**COMPITI DELL'ESERCIZIO:**
A. Nell'articolo sulle proteste di Hong Kong, quale nome ha la nuova serie di articoli che l'autore inaugura?
B. Riporta parola per parola il passo dell'articolo sulle proteste di Hong Kong che va da "Spero di farlo" giù fino a "il centro città.".

Borders/confini : di cosa parliamo quando parliamo delle manifestazioni di Hong Kong

Le proteste di Hong Kong le avrete viste in televisione. Il 1 ottobre 2019, nel 70° anno dalla nascita della Repubblica Popolare Cinese, gli scontri hanno portato un poliziotto, isolato ed attaccato da alcuni manifestanti, ad aprire il fuoco contro uno studente che, colpito al petto, è in gravi condizioni (ma non è morto. Qualcuno ricorda il G8 di Genova 2001 ? ).

Io, nel mio piccolo, sono molto interessato. Un po’ perché Hong Kong dovrebbe essere la mia prossima meta di viaggio e un po’ perché il mio cuore è portato ad essere vicino a chi si prende la briga di uscire di casa e sfidare i lacrimogeni (e le pallottole).

Inoltre “approfitto” della cosa per inaugurare una nuova serie di articoli chiamata Borders/Confini. Credo che i confini, per quanto una rottura di palle per un viaggiatore, siano spesso interessantissimi. Dicono infatti molto delle Nazioni e dei Popoli che li condividono. Partendo da oggi, ogni tanto, proverò a raccontare qualche storia di confini che merita di essere raccontata.

Spero di farlo con ironia e senza esagerare con il tono accademico. Anche perché, in fondo, non potrei davvero permettermelo.

Proteste ad Hong Kong. Dinamismo, novità e centralità…

Mi affascina il dinamismo asiatico. Se guardate la cartina qui sotto si fa fatica a trovare una sola nazione che non sia stata travolta (anche in senso positivo) da cambiamenti epocali, tutti avvenuti negli ultimi 40 anni. Il bari-centro del mondo si sta spostando da quelle parti. Tra Cina, India, Vietnam, Thailandia, Malesia, Indonesia, per non parlare delle Filippine e del Myanmar o delle due Coree, ditemi se questi non sono i paesi dove “accadono” le cose.

Il mio piccolo assaggio l’ho avuto con le proteste di Bangkok, che nel 2008 hanno fatto chiudere l’aeroporto, nel 2010 hanno causato una novantina di morti e nel 2014 hanno completamente bloccato il centro città.

A Hong Kong però la situazione è diversa, molto diversa.

Mappa Hong Kong Sud est asiatico
Una cartina giusto per inquadrare un po’ meglio la questione Hong Kong – Cina – sud est asiatico. La Cina credo la vediate bene, Hong Kong è il puntino che sta nel quarto in alto a destra, tra l’isola di Hainan e quella di Taiwan

Le proteste ad Hong Kong come presa di coscienza dei propri diritti

Ovviamente non sono un giornalista e non ho pensato di andare ad Hong Kong perché ci sono manifestazioni di piazza. Semplicemente si tratta di un luogo che volevo visitare da molto tempo. Era nella lista, si potrebbe dire (chi vede Netflix lo sa).

**Voci degli elementi di layout:**
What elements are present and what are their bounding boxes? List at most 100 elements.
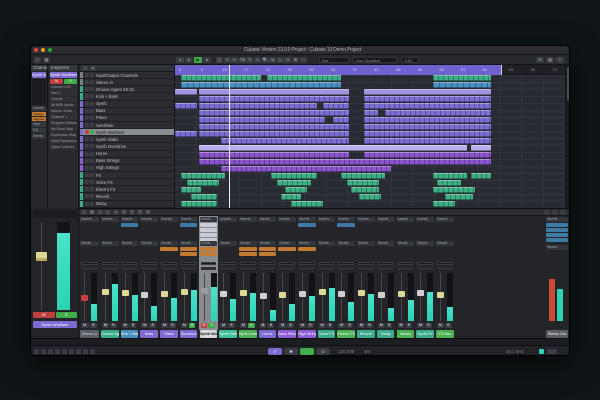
statusbar-pill-3[interactable]: ⊙: [316, 348, 330, 355]
channel-mute-button[interactable]: M: [279, 323, 286, 328]
tempo-display[interactable]: 120.000: [338, 349, 354, 354]
track-solo-button[interactable]: [90, 102, 94, 106]
strip-fader-handle[interactable]: [36, 252, 47, 261]
event-clip[interactable]: [181, 201, 217, 207]
channel-sends-header[interactable]: Sends: [259, 241, 277, 246]
event-clip[interactable]: [181, 187, 201, 193]
channel-name-label[interactable]: Synth FX: [416, 330, 434, 338]
track-solo-button[interactable]: [90, 73, 94, 77]
channel-panel-header[interactable]: Channel: [31, 65, 47, 71]
channel-solo-button[interactable]: S: [346, 323, 353, 328]
channel-name-label[interactable]: Horns: [259, 330, 277, 338]
channel-name-label[interactable]: Bass: [140, 330, 158, 338]
mixer-toolbar-icon-7[interactable]: R: [137, 210, 143, 215]
statusbar-left-icon-2[interactable]: [48, 349, 53, 354]
channel-fader-handle[interactable]: [201, 288, 208, 294]
channel-solo-button[interactable]: S: [149, 323, 156, 328]
channel-name-label[interactable]: Bass Strings: [278, 330, 296, 338]
channel-inserts-header[interactable]: Inserts: [416, 217, 434, 222]
channel-fader-handle[interactable]: [220, 291, 227, 297]
channel-pan-control[interactable]: [378, 262, 394, 265]
channel-mute-button[interactable]: M: [141, 323, 148, 328]
channel-pan-control[interactable]: [299, 262, 315, 265]
track-mute-button[interactable]: [85, 194, 89, 198]
event-clip[interactable]: [364, 96, 491, 102]
channel-solo-button[interactable]: S: [267, 323, 274, 328]
channel-send-slot[interactable]: [200, 247, 218, 251]
track-row[interactable]: Bass Strings: [80, 158, 174, 165]
event-clip[interactable]: [199, 159, 491, 165]
inspector-row-6[interactable]: Program Selector: [50, 121, 77, 126]
transport-icon-2[interactable]: ▶: [194, 57, 202, 63]
channel-sends-header[interactable]: Sends: [239, 241, 257, 246]
channel-send-slot[interactable]: [239, 247, 257, 251]
channel-inserts-header[interactable]: Inserts: [357, 217, 375, 222]
channel-solo-button[interactable]: S: [169, 323, 176, 328]
master-inserts-header[interactable]: Inserts: [546, 217, 568, 222]
time-signature-display[interactable]: 4/4: [364, 349, 370, 354]
track-row[interactable]: Piano: [80, 115, 174, 122]
event-clip[interactable]: [364, 117, 491, 123]
event-clip[interactable]: [199, 145, 467, 151]
statusbar-pill-0[interactable]: ⟳: [268, 348, 282, 355]
track-row[interactable]: Voice FX: [80, 179, 174, 186]
strip-mute-button[interactable]: M: [33, 312, 55, 318]
statusbar-left-icon-1[interactable]: [41, 349, 46, 354]
master-insert-slot[interactable]: [546, 223, 568, 227]
mixer-toolbar-icon-3[interactable]: ▷: [105, 210, 111, 215]
channel-solo-button[interactable]: S: [208, 323, 215, 328]
playhead-cursor[interactable]: [229, 65, 230, 208]
event-clip[interactable]: [471, 145, 491, 151]
channel-pan-control[interactable]: [141, 262, 157, 265]
tool-icon-10[interactable]: ⊞: [292, 57, 299, 63]
channel-mute-button[interactable]: M: [122, 323, 129, 328]
channel-name-label[interactable]: Synth Static: [219, 330, 237, 338]
channel-send-slot[interactable]: [239, 252, 257, 256]
inspector-mute-button[interactable]: M: [50, 79, 63, 84]
channel-solo-button[interactable]: S: [287, 323, 294, 328]
channel-inserts-header[interactable]: Inserts: [259, 217, 277, 222]
channel-mute-button[interactable]: M: [338, 323, 345, 328]
track-mute-button[interactable]: [85, 202, 89, 206]
event-clip[interactable]: [333, 117, 349, 123]
master-insert-slot[interactable]: [546, 228, 568, 232]
master-insert-slot[interactable]: [546, 233, 568, 237]
inspector-row-5[interactable]: Channel 1: [50, 115, 77, 120]
channel-name-label[interactable]: Kick + Bass: [121, 330, 139, 338]
channel-inserts-header[interactable]: Inserts: [160, 217, 178, 222]
event-clip[interactable]: [433, 173, 467, 179]
channel-insert-slot[interactable]: [298, 223, 316, 227]
track-mute-button[interactable]: [85, 166, 89, 170]
channel-pan-control[interactable]: [398, 262, 414, 265]
track-solo-button[interactable]: [90, 180, 94, 184]
channel-pan-control[interactable]: [81, 262, 98, 265]
channel-insert-slot[interactable]: [200, 233, 218, 237]
channel-inserts-header[interactable]: Inserts: [337, 217, 355, 222]
track-mute-button[interactable]: [85, 80, 89, 84]
event-clip[interactable]: [364, 110, 378, 116]
event-clip[interactable]: [351, 187, 379, 193]
channel-sends-header[interactable]: Sends: [80, 241, 99, 246]
track-row[interactable]: Bass: [80, 108, 174, 115]
channel-solo-button[interactable]: S: [307, 323, 314, 328]
track-mute-button[interactable]: [85, 116, 89, 120]
statusbar-left-icon-7[interactable]: [83, 349, 88, 354]
channel-solo-button[interactable]: S: [130, 323, 137, 328]
toolbar-display-2[interactable]: 1/16: [401, 57, 419, 63]
tool-icon-11[interactable]: ⋯: [300, 57, 307, 63]
track-solo-button[interactable]: [90, 159, 94, 163]
inspector-solo-button[interactable]: S: [64, 79, 77, 84]
channel-fader-handle[interactable]: [437, 292, 444, 298]
transport-icon-3[interactable]: ●: [203, 57, 211, 63]
track-mute-button[interactable]: [85, 130, 89, 134]
channel-fader-handle[interactable]: [279, 292, 286, 298]
mixer-toolbar-icon-5[interactable]: M: [121, 210, 127, 215]
track-list-header-icon-0[interactable]: ≡: [82, 66, 88, 71]
statusbar-left-icon-5[interactable]: [69, 349, 74, 354]
event-clip[interactable]: [221, 138, 349, 144]
channel-fader-handle[interactable]: [299, 291, 306, 297]
track-row[interactable]: Synth: [80, 101, 174, 108]
channel-mute-button[interactable]: M: [398, 323, 405, 328]
track-row[interactable]: Reverb: [80, 193, 174, 200]
channel-inserts-header[interactable]: Inserts: [121, 217, 139, 222]
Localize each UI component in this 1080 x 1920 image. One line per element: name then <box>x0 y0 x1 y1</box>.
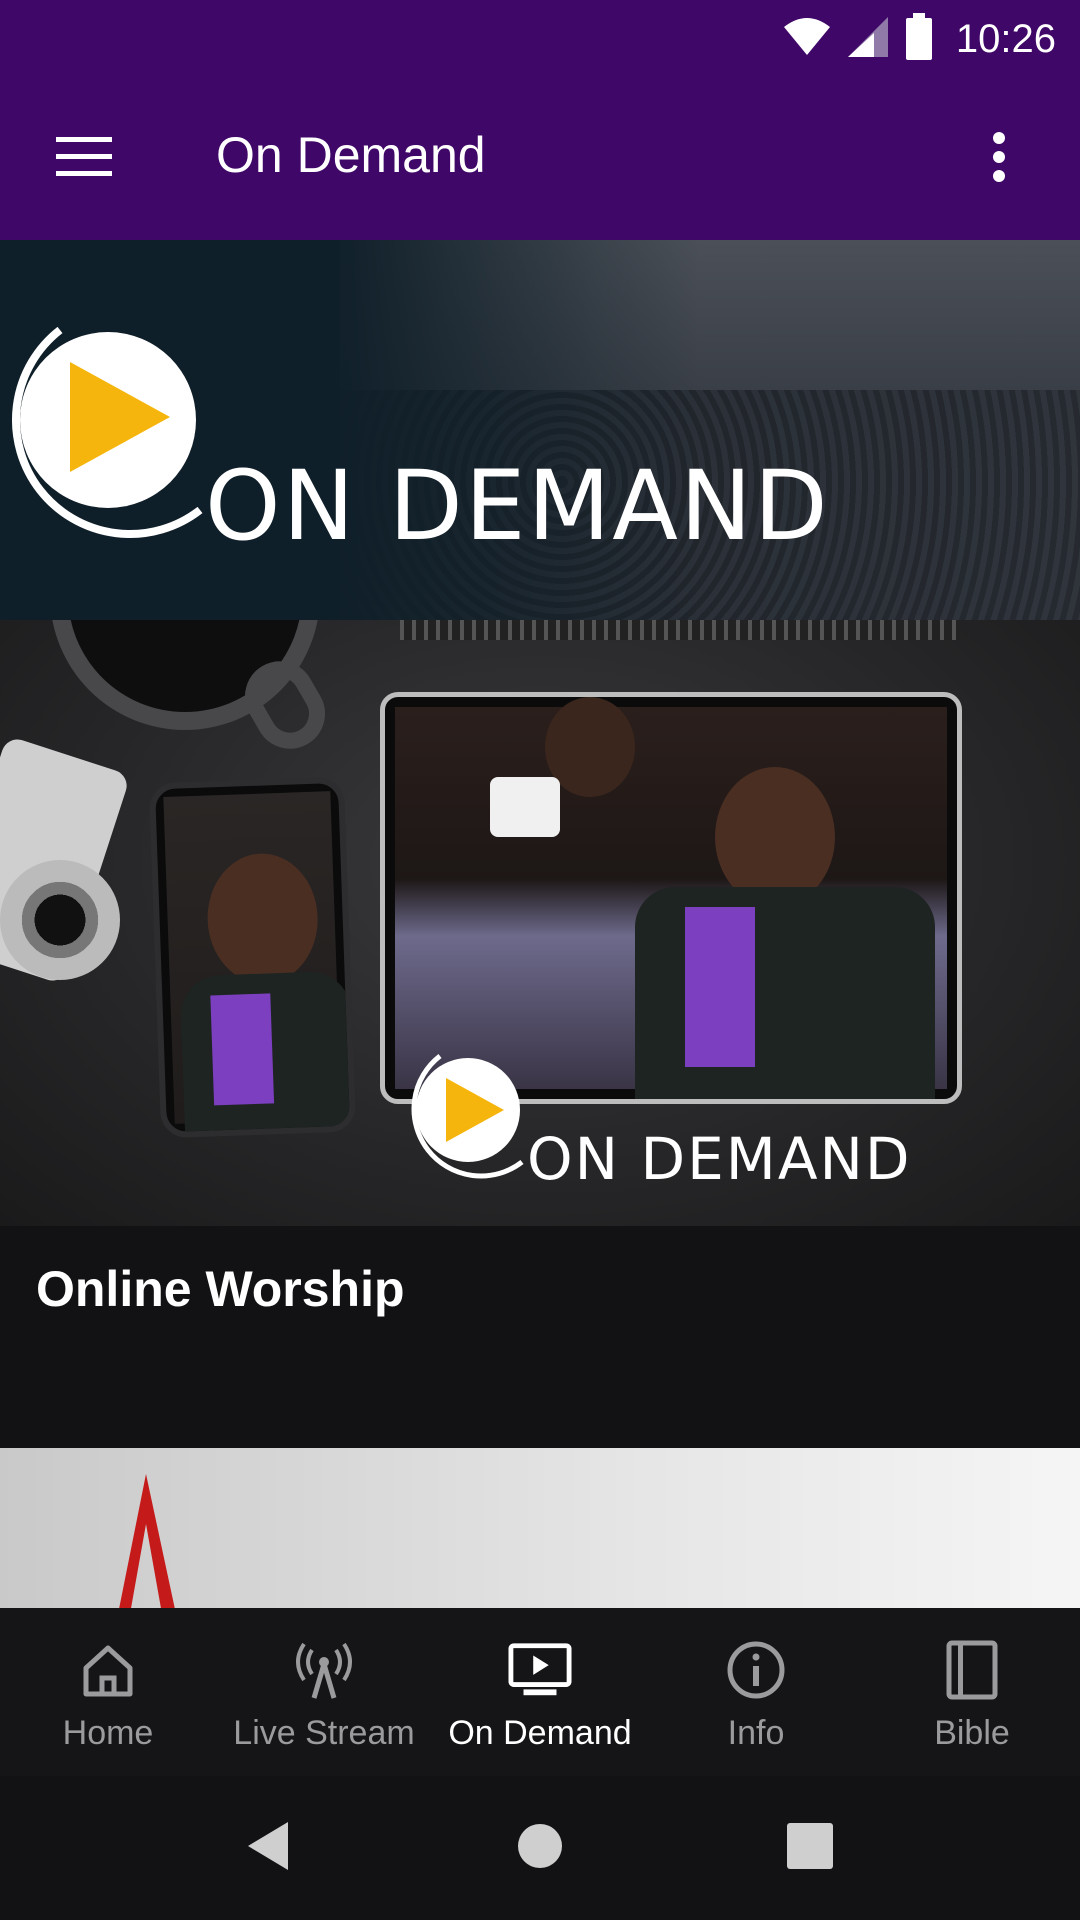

**RISPOSTE COMPLETE:**
A. La serie si chiama Borders/Confini.

B.
Spero di farlo con ironia e senza esagerare con il tono accademico. Anche perché, in fondo, non potrei davvero permettermelo.

Proteste ad Hong Kong. Dinamismo, novità e centralità…

Mi affascina il dinamismo asiatico. Se guardate la cartina qui sotto si fa fatica a trovare una sola nazione che non sia stata travolta (anche in senso positivo) da cambiamenti epocali, tutti avvenuti negli ultimi 40 anni. Il bari-centro del mondo si sta spostando da quelle parti. Tra Cina, India, Vietnam, Thailandia, Malesia, Indonesia, per non parlare delle Filippine e del Myanmar o delle due Coree, ditemi se questi non sono i paesi dove “accadono” le cose.

Il mio piccolo assaggio l’ho avuto con le proteste di Bangkok, che nel 2008 hanno fatto chiudere l’aeroporto, nel 2010 hanno causato una novantina di morti e nel 2014 hanno completamente bloccato il centro città.